**Do this**
Quote the listing below in its entirety, omitting every image.

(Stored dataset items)
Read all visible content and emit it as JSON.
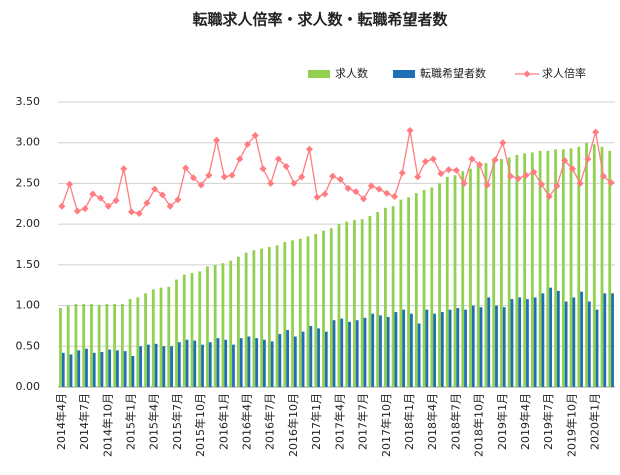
{
  "chart_data": {
    "type": "bar",
    "title": "転職求人倍率・求人数・転職希望者数",
    "categories": [
      "2014年4月",
      null,
      null,
      "2014年7月",
      null,
      null,
      "2014年10月",
      null,
      null,
      "2015年1月",
      null,
      null,
      "2015年4月",
      null,
      null,
      "2015年7月",
      null,
      null,
      "2015年10月",
      null,
      null,
      "2016年1月",
      null,
      null,
      "2016年4月",
      null,
      null,
      "2016年7月",
      null,
      null,
      "2016年10月",
      null,
      null,
      "2017年1月",
      null,
      null,
      "2017年4月",
      null,
      null,
      "2017年7月",
      null,
      null,
      "2017年10月",
      null,
      null,
      "2018年1月",
      null,
      null,
      "2018年4月",
      null,
      null,
      "2018年7月",
      null,
      null,
      "2018年10月",
      null,
      null,
      "2019年1月",
      null,
      null,
      "2019年4月",
      null,
      null,
      "2019年7月",
      null,
      null,
      "2019年10月",
      null,
      null,
      "2020年1月",
      null,
      null
    ],
    "series": [
      {
        "name": "求人数",
        "color": "#92d050",
        "values": [
          0.97,
          1.0,
          1.02,
          1.02,
          1.02,
          1.01,
          1.02,
          1.02,
          1.02,
          1.08,
          1.1,
          1.15,
          1.2,
          1.22,
          1.23,
          1.32,
          1.38,
          1.4,
          1.42,
          1.48,
          1.5,
          1.52,
          1.55,
          1.6,
          1.65,
          1.68,
          1.7,
          1.72,
          1.74,
          1.78,
          1.8,
          1.82,
          1.85,
          1.88,
          1.92,
          1.95,
          2.0,
          2.03,
          2.05,
          2.06,
          2.1,
          2.15,
          2.2,
          2.22,
          2.3,
          2.33,
          2.38,
          2.42,
          2.45,
          2.5,
          2.58,
          2.6,
          2.65,
          2.68,
          2.72,
          2.75,
          2.78,
          2.8,
          2.82,
          2.85,
          2.87,
          2.88,
          2.9,
          2.9,
          2.92,
          2.92,
          2.93,
          2.95,
          3.0,
          2.98,
          2.95,
          2.9
        ]
      },
      {
        "name": "転職希望者数",
        "color": "#1f6fb5",
        "values": [
          0.42,
          0.4,
          0.45,
          0.47,
          0.42,
          0.43,
          0.46,
          0.45,
          0.44,
          0.38,
          0.5,
          0.52,
          0.53,
          0.5,
          0.5,
          0.55,
          0.58,
          0.57,
          0.52,
          0.55,
          0.6,
          0.58,
          0.52,
          0.6,
          0.62,
          0.6,
          0.58,
          0.56,
          0.65,
          0.7,
          0.62,
          0.68,
          0.75,
          0.72,
          0.68,
          0.82,
          0.84,
          0.8,
          0.82,
          0.85,
          0.9,
          0.88,
          0.86,
          0.92,
          0.95,
          0.9,
          0.78,
          0.95,
          0.9,
          0.92,
          0.95,
          0.97,
          0.95,
          1.0,
          0.98,
          1.1,
          1.0,
          0.98,
          1.08,
          1.1,
          1.08,
          1.1,
          1.15,
          1.22,
          1.18,
          1.05,
          1.1,
          1.17,
          1.05,
          0.95,
          1.15,
          1.15
        ]
      },
      {
        "name": "求人倍率",
        "type": "line",
        "color": "#ff7c80",
        "values": [
          2.22,
          2.49,
          2.16,
          2.19,
          2.37,
          2.32,
          2.22,
          2.29,
          2.68,
          2.15,
          2.13,
          2.26,
          2.43,
          2.36,
          2.22,
          2.3,
          2.69,
          2.57,
          2.48,
          2.6,
          3.03,
          2.58,
          2.6,
          2.8,
          2.98,
          3.09,
          2.68,
          2.5,
          2.8,
          2.71,
          2.5,
          2.58,
          2.92,
          2.33,
          2.37,
          2.59,
          2.55,
          2.44,
          2.4,
          2.31,
          2.47,
          2.43,
          2.38,
          2.34,
          2.63,
          3.15,
          2.58,
          2.77,
          2.8,
          2.62,
          2.67,
          2.66,
          2.5,
          2.8,
          2.73,
          2.48,
          2.79,
          3.0,
          2.59,
          2.56,
          2.6,
          2.64,
          2.49,
          2.34,
          2.47,
          2.78,
          2.68,
          2.5,
          2.8,
          3.13,
          2.59,
          2.51
        ]
      }
    ],
    "ylim": [
      0,
      3.5
    ],
    "yticks": [
      {
        "value": 0,
        "label": "0.00"
      },
      {
        "value": 0.5,
        "label": "0.50"
      },
      {
        "value": 1,
        "label": "1.00"
      },
      {
        "value": 1.5,
        "label": "1.50"
      },
      {
        "value": 2,
        "label": "2.00"
      },
      {
        "value": 2.5,
        "label": "2.50"
      },
      {
        "value": 3,
        "label": "3.00"
      },
      {
        "value": 3.5,
        "label": "3.50"
      }
    ],
    "grid": true,
    "legend": "top"
  }
}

**Response to this exercise**
Read all visible content and emit it as JSON.
{
  "chart_data": {
    "type": "bar",
    "title": "転職求人倍率・求人数・転職希望者数",
    "categories": [
      "2014年4月",
      null,
      null,
      "2014年7月",
      null,
      null,
      "2014年10月",
      null,
      null,
      "2015年1月",
      null,
      null,
      "2015年4月",
      null,
      null,
      "2015年7月",
      null,
      null,
      "2015年10月",
      null,
      null,
      "2016年1月",
      null,
      null,
      "2016年4月",
      null,
      null,
      "2016年7月",
      null,
      null,
      "2016年10月",
      null,
      null,
      "2017年1月",
      null,
      null,
      "2017年4月",
      null,
      null,
      "2017年7月",
      null,
      null,
      "2017年10月",
      null,
      null,
      "2018年1月",
      null,
      null,
      "2018年4月",
      null,
      null,
      "2018年7月",
      null,
      null,
      "2018年10月",
      null,
      null,
      "2019年1月",
      null,
      null,
      "2019年4月",
      null,
      null,
      "2019年7月",
      null,
      null,
      "2019年10月",
      null,
      null,
      "2020年1月",
      null,
      null
    ],
    "series": [
      {
        "name": "求人数",
        "color": "#92d050",
        "values": [
          0.97,
          1.0,
          1.02,
          1.02,
          1.02,
          1.01,
          1.02,
          1.02,
          1.02,
          1.08,
          1.1,
          1.15,
          1.2,
          1.22,
          1.23,
          1.32,
          1.38,
          1.4,
          1.42,
          1.48,
          1.5,
          1.52,
          1.55,
          1.6,
          1.65,
          1.68,
          1.7,
          1.72,
          1.74,
          1.78,
          1.8,
          1.82,
          1.85,
          1.88,
          1.92,
          1.95,
          2.0,
          2.03,
          2.05,
          2.06,
          2.1,
          2.15,
          2.2,
          2.22,
          2.3,
          2.33,
          2.38,
          2.42,
          2.45,
          2.5,
          2.58,
          2.6,
          2.65,
          2.68,
          2.72,
          2.75,
          2.78,
          2.8,
          2.82,
          2.85,
          2.87,
          2.88,
          2.9,
          2.9,
          2.92,
          2.92,
          2.93,
          2.95,
          3.0,
          2.98,
          2.95,
          2.9
        ]
      },
      {
        "name": "転職希望者数",
        "color": "#1f6fb5",
        "values": [
          0.42,
          0.4,
          0.45,
          0.47,
          0.42,
          0.43,
          0.46,
          0.45,
          0.44,
          0.38,
          0.5,
          0.52,
          0.53,
          0.5,
          0.5,
          0.55,
          0.58,
          0.57,
          0.52,
          0.55,
          0.6,
          0.58,
          0.52,
          0.6,
          0.62,
          0.6,
          0.58,
          0.56,
          0.65,
          0.7,
          0.62,
          0.68,
          0.75,
          0.72,
          0.68,
          0.82,
          0.84,
          0.8,
          0.82,
          0.85,
          0.9,
          0.88,
          0.86,
          0.92,
          0.95,
          0.9,
          0.78,
          0.95,
          0.9,
          0.92,
          0.95,
          0.97,
          0.95,
          1.0,
          0.98,
          1.1,
          1.0,
          0.98,
          1.08,
          1.1,
          1.08,
          1.1,
          1.15,
          1.22,
          1.18,
          1.05,
          1.1,
          1.17,
          1.05,
          0.95,
          1.15,
          1.15
        ]
      },
      {
        "name": "求人倍率",
        "type": "line",
        "color": "#ff7c80",
        "values": [
          2.22,
          2.49,
          2.16,
          2.19,
          2.37,
          2.32,
          2.22,
          2.29,
          2.68,
          2.15,
          2.13,
          2.26,
          2.43,
          2.36,
          2.22,
          2.3,
          2.69,
          2.57,
          2.48,
          2.6,
          3.03,
          2.58,
          2.6,
          2.8,
          2.98,
          3.09,
          2.68,
          2.5,
          2.8,
          2.71,
          2.5,
          2.58,
          2.92,
          2.33,
          2.37,
          2.59,
          2.55,
          2.44,
          2.4,
          2.31,
          2.47,
          2.43,
          2.38,
          2.34,
          2.63,
          3.15,
          2.58,
          2.77,
          2.8,
          2.62,
          2.67,
          2.66,
          2.5,
          2.8,
          2.73,
          2.48,
          2.79,
          3.0,
          2.59,
          2.56,
          2.6,
          2.64,
          2.49,
          2.34,
          2.47,
          2.78,
          2.68,
          2.5,
          2.8,
          3.13,
          2.59,
          2.51
        ]
      }
    ],
    "ylim": [
      0,
      3.5
    ],
    "yticks": [
      {
        "value": 0,
        "label": "0.00"
      },
      {
        "value": 0.5,
        "label": "0.50"
      },
      {
        "value": 1,
        "label": "1.00"
      },
      {
        "value": 1.5,
        "label": "1.50"
      },
      {
        "value": 2,
        "label": "2.00"
      },
      {
        "value": 2.5,
        "label": "2.50"
      },
      {
        "value": 3,
        "label": "3.00"
      },
      {
        "value": 3.5,
        "label": "3.50"
      }
    ],
    "grid": true,
    "legend": "top"
  }
}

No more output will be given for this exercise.